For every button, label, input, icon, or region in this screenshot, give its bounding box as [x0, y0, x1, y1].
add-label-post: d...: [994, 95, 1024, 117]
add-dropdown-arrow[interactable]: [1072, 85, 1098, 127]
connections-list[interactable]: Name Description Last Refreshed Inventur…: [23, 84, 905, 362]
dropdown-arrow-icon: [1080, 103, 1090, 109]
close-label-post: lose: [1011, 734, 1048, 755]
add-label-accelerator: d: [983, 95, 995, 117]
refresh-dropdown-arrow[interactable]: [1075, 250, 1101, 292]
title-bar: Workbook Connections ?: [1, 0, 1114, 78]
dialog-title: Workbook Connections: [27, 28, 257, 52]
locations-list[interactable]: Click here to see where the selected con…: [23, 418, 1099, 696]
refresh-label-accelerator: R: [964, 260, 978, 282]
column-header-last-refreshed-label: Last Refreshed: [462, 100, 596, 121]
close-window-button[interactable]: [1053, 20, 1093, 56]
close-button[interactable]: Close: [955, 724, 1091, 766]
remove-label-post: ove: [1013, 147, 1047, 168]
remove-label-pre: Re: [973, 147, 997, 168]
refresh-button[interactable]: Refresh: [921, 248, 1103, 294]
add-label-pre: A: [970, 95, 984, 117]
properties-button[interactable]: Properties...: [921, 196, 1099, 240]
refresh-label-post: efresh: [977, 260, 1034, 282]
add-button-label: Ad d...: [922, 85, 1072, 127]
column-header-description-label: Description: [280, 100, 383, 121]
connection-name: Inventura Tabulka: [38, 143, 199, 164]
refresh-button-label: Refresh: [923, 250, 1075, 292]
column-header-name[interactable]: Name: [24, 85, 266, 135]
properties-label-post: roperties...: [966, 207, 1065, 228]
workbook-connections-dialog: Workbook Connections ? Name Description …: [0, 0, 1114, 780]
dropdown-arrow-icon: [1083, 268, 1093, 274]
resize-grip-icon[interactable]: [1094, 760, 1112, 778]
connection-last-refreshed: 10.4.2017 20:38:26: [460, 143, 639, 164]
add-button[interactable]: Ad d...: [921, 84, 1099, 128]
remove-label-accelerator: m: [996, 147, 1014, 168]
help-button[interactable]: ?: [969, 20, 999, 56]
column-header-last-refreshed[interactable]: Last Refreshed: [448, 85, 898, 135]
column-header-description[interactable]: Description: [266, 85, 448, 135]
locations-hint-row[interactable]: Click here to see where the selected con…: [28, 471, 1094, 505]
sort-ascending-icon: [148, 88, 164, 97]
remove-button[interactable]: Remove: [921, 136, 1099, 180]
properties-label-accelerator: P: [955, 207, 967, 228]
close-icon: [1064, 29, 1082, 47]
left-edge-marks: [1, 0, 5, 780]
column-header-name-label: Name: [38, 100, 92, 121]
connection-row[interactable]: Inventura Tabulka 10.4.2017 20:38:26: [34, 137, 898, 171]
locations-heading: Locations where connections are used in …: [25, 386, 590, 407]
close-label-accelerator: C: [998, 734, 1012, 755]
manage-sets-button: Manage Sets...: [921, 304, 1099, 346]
************
• _Given task_
Report each line of the entries above that contains the string "list".

• _Response to this task_
connections-list[interactable]: Name Description Last Refreshed Inventur…: [23, 84, 905, 362]
locations-list[interactable]: Click here to see where the selected con…: [23, 418, 1099, 696]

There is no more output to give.